> [Task details]
In the Milliman report summary below, what rate changes are listed for people with income greater than 400% FPL? Give each one with its category.

> [Text]
Factors Affecting Individual Premium Rates in 2014 for California

By Robert Cosway and Barbara Abbott
Report prepared for Covered California, Milliman, March 28, 2013

Covered California retained Milliman to evaluate the changes in individual health insurance premium rates that might be expected due to the implementation of the Patient Protection and Affordable Care Act (ACA) in 2014.

Summary of Potential Rate Changes for People Currently Insured (includes premium tax credits and cost sharing subsidies)

Premiums
-83.8%  Less than 250% FPL
-46.6%  250% to 400% FPL
+30.1%  Greater than 400% FPL

Cost at time of care (cost sharing)
-61.8%  Less than 250% FPL
-27.3%  250% to 400% FPL
+ 1.2%  Greater than 400% FPL

Total cost of care: Premiums plus cost sharing
-76.2%  Less than 250% FPL
-39.9%  250% to 400% FPL
+20.1%  Greater than 400% FPL

In general, we expect the average currently insured to experience premium increases because they will be part of a new risk pool with a higher average health status. The federal premium tax credits and cost sharing subsidies will more than offset these increases for many low income individuals.

http://www.healthexchange.ca.gov/Documents/Factors%20Affecting%20Individ…

And…

Cost of the Future Newly Insured under the Affordable Care Act (ACA)

> [Provided information]
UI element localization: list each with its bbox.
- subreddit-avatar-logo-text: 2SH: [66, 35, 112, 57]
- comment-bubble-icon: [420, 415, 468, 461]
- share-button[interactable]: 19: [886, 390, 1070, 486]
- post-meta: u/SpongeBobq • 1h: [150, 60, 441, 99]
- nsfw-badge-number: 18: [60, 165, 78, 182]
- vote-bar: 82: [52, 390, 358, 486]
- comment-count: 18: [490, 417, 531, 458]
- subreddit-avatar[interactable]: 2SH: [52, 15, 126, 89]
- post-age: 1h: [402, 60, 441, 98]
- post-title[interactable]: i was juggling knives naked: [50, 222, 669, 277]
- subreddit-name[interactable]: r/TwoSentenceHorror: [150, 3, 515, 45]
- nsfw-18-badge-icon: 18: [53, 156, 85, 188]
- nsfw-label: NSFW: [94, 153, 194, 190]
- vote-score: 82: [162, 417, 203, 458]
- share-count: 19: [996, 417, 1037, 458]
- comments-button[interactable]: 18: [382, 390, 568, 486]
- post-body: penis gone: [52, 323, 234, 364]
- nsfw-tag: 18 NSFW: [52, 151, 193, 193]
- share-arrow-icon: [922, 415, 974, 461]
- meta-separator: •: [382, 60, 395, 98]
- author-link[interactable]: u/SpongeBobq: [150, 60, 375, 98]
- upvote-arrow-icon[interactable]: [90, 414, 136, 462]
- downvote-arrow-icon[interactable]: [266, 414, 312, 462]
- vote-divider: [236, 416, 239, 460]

> [Result of this task]
- Premiums: +30.1%
- Cost at time of care (cost sharing): +1.2%
- Total cost of care (premiums plus cost sharing): +20.1%